## Instructions for the task
Which lines include the word "Mover"? Copy each of them.

[start]

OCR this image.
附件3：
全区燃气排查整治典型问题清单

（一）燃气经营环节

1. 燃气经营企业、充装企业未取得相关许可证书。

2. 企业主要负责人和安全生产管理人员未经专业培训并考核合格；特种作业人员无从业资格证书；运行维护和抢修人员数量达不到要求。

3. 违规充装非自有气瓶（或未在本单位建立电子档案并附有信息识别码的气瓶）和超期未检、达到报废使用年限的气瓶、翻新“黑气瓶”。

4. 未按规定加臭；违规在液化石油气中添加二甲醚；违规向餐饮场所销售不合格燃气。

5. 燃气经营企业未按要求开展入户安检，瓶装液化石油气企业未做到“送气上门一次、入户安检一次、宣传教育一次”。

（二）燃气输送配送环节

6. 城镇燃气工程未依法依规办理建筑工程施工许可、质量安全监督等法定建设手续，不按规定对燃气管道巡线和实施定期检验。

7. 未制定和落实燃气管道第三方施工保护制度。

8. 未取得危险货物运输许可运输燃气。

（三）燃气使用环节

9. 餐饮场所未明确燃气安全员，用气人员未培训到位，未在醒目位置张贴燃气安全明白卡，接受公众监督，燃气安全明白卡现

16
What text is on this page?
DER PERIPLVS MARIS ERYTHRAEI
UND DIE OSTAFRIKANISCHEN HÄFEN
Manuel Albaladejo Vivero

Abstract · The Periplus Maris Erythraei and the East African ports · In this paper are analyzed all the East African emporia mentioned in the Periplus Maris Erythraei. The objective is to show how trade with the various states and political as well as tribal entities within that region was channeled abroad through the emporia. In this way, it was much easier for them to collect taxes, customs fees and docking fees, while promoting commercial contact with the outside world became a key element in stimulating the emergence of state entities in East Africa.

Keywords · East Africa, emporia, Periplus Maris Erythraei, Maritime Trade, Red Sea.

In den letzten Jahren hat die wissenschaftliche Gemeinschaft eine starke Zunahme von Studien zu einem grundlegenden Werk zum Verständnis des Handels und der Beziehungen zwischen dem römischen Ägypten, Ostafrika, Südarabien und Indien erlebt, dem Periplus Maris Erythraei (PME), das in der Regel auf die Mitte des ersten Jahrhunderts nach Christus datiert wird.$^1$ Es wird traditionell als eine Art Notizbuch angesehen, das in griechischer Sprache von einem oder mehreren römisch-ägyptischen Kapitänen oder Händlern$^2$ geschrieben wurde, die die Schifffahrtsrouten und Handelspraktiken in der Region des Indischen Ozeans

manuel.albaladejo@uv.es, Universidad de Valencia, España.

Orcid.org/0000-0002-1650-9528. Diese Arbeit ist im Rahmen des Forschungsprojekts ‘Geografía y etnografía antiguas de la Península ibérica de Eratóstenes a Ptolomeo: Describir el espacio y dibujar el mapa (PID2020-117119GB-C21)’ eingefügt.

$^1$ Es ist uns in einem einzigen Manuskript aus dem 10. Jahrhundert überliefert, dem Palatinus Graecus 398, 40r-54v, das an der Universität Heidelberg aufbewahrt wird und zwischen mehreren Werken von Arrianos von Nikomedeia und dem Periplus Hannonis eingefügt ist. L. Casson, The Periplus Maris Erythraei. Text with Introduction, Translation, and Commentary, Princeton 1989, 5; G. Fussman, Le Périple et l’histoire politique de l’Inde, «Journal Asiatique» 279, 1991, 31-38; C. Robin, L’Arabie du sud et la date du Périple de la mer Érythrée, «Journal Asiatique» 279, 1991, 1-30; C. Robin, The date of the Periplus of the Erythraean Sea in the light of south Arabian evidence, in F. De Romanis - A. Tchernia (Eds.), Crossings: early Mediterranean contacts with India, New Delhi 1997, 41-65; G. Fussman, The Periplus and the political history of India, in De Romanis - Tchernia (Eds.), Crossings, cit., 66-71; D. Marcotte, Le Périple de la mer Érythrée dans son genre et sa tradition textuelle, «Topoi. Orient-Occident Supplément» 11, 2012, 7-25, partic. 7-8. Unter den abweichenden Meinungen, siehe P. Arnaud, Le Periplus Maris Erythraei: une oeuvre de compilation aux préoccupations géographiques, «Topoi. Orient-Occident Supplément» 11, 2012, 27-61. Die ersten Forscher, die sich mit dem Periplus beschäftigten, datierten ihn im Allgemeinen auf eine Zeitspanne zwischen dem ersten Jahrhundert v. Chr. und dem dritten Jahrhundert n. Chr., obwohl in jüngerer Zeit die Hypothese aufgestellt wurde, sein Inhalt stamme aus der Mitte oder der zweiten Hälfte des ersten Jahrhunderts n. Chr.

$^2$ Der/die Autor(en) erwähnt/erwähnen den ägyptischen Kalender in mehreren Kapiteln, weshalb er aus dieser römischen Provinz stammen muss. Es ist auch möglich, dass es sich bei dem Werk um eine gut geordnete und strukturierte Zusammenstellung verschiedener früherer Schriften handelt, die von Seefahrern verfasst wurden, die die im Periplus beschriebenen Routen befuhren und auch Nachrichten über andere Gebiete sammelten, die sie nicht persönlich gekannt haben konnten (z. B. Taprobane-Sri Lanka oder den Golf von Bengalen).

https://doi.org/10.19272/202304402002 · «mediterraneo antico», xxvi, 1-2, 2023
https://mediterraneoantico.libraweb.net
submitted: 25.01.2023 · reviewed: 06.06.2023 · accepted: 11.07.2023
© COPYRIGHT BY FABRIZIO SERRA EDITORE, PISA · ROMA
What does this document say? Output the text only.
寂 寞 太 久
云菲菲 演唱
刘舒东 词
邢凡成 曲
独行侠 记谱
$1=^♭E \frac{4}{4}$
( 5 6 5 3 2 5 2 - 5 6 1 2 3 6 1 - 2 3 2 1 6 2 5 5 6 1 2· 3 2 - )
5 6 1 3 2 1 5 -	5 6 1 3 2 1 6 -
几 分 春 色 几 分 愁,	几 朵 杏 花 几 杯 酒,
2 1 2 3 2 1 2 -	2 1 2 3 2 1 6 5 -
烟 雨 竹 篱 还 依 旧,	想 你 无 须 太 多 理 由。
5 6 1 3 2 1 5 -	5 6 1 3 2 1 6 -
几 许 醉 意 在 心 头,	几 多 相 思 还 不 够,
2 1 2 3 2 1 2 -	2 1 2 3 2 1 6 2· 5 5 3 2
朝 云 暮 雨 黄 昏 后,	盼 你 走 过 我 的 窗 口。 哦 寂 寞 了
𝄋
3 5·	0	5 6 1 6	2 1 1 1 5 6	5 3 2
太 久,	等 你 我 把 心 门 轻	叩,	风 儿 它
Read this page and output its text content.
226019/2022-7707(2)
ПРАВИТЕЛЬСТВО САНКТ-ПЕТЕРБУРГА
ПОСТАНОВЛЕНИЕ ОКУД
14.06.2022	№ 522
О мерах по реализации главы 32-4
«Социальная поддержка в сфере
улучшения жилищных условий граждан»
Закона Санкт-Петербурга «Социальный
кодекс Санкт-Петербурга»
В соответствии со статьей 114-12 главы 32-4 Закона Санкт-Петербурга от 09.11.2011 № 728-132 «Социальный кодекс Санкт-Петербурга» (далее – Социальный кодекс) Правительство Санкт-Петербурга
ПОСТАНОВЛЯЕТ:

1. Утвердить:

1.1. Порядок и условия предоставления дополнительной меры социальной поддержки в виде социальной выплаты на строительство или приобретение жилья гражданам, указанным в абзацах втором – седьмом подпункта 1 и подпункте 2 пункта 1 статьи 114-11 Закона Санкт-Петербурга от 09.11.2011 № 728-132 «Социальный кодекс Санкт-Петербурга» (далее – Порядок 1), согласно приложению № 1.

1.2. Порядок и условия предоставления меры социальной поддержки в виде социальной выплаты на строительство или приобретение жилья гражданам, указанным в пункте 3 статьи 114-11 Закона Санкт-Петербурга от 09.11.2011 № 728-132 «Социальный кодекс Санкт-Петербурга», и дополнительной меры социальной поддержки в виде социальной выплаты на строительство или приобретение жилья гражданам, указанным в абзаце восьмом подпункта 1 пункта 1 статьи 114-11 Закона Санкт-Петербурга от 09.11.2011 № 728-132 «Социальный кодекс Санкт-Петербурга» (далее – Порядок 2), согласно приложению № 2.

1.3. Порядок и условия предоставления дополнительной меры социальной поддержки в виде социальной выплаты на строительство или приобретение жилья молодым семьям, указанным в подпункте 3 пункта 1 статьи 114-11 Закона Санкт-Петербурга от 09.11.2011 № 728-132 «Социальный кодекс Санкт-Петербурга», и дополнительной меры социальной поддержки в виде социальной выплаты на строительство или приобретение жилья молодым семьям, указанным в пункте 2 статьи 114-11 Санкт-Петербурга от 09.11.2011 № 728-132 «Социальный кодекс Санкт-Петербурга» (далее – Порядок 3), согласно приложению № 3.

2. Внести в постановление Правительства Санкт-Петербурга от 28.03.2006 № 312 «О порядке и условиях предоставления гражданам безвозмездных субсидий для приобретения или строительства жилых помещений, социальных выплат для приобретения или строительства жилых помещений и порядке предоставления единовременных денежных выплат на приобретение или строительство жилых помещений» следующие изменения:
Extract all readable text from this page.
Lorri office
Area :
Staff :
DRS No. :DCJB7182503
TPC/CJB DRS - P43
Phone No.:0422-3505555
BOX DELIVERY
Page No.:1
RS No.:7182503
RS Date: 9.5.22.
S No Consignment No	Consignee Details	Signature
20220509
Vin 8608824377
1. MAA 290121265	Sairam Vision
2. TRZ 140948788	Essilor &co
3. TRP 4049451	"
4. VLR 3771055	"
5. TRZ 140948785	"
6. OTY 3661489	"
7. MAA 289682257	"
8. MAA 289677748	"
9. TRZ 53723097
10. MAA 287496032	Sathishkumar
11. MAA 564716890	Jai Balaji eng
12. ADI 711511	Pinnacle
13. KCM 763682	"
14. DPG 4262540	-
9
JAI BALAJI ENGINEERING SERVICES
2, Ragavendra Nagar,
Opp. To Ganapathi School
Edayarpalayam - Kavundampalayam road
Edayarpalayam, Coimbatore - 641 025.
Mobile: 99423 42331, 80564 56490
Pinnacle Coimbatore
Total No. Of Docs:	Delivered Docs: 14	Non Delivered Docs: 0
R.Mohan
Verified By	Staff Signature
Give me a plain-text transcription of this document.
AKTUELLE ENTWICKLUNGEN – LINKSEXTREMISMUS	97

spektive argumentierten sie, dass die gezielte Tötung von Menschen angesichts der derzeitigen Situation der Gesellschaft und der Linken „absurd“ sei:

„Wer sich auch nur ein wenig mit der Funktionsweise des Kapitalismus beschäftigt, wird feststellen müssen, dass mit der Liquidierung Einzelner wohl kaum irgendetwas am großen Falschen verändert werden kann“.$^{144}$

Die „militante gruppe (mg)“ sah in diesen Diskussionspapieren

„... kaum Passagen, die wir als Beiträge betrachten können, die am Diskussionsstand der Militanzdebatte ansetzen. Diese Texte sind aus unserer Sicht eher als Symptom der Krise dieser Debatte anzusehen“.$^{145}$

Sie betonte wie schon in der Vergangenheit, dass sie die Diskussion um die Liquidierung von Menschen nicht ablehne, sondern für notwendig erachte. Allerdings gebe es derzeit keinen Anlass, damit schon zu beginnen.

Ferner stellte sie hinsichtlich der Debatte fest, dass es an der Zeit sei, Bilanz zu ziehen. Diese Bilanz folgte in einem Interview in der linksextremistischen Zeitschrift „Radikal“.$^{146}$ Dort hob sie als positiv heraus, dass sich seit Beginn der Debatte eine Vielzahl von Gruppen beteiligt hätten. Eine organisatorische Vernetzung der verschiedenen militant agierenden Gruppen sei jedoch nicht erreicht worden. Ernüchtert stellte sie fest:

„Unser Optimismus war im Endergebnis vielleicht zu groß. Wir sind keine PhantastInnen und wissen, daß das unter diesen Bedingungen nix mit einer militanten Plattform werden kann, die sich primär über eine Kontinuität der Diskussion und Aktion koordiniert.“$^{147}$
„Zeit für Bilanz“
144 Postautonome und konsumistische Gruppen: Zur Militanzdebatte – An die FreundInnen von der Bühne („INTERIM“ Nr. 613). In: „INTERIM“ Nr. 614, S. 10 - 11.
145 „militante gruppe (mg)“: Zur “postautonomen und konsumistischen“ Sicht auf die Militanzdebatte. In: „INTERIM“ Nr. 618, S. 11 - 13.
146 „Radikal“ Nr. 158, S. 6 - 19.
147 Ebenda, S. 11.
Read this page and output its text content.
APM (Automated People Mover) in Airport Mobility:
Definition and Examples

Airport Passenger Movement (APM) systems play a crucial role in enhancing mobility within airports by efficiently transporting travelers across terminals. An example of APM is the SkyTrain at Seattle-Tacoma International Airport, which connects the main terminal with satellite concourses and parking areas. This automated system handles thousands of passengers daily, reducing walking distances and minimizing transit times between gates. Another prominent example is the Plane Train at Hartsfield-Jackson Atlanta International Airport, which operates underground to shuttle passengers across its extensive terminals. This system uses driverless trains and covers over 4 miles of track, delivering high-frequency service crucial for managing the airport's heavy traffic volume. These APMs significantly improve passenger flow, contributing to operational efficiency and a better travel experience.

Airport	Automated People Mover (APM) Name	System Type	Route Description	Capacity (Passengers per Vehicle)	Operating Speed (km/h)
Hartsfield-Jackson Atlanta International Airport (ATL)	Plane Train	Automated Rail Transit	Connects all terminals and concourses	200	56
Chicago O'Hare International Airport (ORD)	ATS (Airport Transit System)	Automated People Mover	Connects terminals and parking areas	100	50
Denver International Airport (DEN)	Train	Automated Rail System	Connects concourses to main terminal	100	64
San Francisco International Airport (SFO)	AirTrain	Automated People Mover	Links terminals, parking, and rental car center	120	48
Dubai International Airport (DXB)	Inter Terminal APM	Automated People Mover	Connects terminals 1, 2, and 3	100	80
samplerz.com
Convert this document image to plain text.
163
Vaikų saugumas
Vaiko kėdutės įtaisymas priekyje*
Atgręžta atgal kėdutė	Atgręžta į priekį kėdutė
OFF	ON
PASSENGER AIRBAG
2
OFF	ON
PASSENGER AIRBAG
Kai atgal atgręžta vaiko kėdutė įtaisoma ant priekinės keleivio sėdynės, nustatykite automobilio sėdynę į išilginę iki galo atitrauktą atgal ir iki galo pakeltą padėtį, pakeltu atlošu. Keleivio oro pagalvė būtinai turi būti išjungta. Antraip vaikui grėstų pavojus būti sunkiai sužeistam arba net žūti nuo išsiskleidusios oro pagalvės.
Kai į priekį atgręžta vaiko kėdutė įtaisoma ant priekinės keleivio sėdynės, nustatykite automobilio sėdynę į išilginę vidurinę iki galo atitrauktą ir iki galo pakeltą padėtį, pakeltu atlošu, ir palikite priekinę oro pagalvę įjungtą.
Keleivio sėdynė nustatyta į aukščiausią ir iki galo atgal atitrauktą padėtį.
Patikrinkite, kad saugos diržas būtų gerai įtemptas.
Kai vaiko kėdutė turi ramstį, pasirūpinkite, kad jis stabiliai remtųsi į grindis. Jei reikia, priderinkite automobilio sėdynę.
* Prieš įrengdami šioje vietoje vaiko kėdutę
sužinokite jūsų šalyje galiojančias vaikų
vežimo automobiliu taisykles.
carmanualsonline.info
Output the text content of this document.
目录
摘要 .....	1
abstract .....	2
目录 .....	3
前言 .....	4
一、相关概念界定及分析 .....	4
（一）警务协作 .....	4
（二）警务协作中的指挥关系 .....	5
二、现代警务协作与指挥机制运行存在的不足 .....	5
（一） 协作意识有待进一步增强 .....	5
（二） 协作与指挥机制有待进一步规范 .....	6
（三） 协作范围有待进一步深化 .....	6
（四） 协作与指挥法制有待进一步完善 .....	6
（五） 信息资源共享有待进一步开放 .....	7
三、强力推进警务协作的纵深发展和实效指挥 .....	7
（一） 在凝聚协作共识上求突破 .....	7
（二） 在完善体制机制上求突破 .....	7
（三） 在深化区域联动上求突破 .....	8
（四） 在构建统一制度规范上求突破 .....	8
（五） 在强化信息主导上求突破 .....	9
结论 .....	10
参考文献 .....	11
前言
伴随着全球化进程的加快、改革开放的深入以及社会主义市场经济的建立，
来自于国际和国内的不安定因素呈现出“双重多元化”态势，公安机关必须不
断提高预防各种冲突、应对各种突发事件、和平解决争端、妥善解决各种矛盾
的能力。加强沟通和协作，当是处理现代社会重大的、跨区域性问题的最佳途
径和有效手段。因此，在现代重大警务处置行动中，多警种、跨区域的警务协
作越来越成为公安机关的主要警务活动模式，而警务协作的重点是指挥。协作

[end]

## Expected answer
APM (Automated People Mover) in Airport Mobility:
Airport	Automated People Mover (APM) Name	System Type	Route Description	Capacity (Passengers per Vehicle)	Operating Speed (km/h)
Chicago O'Hare International Airport (ORD)	ATS (Airport Transit System)	Automated People Mover	Connects terminals and parking areas	100	50
San Francisco International Airport (SFO)	AirTrain	Automated People Mover	Links terminals, parking, and rental car center	120	48
Dubai International Airport (DXB)	Inter Terminal APM	Automated People Mover	Connects terminals 1, 2, and 3	100	80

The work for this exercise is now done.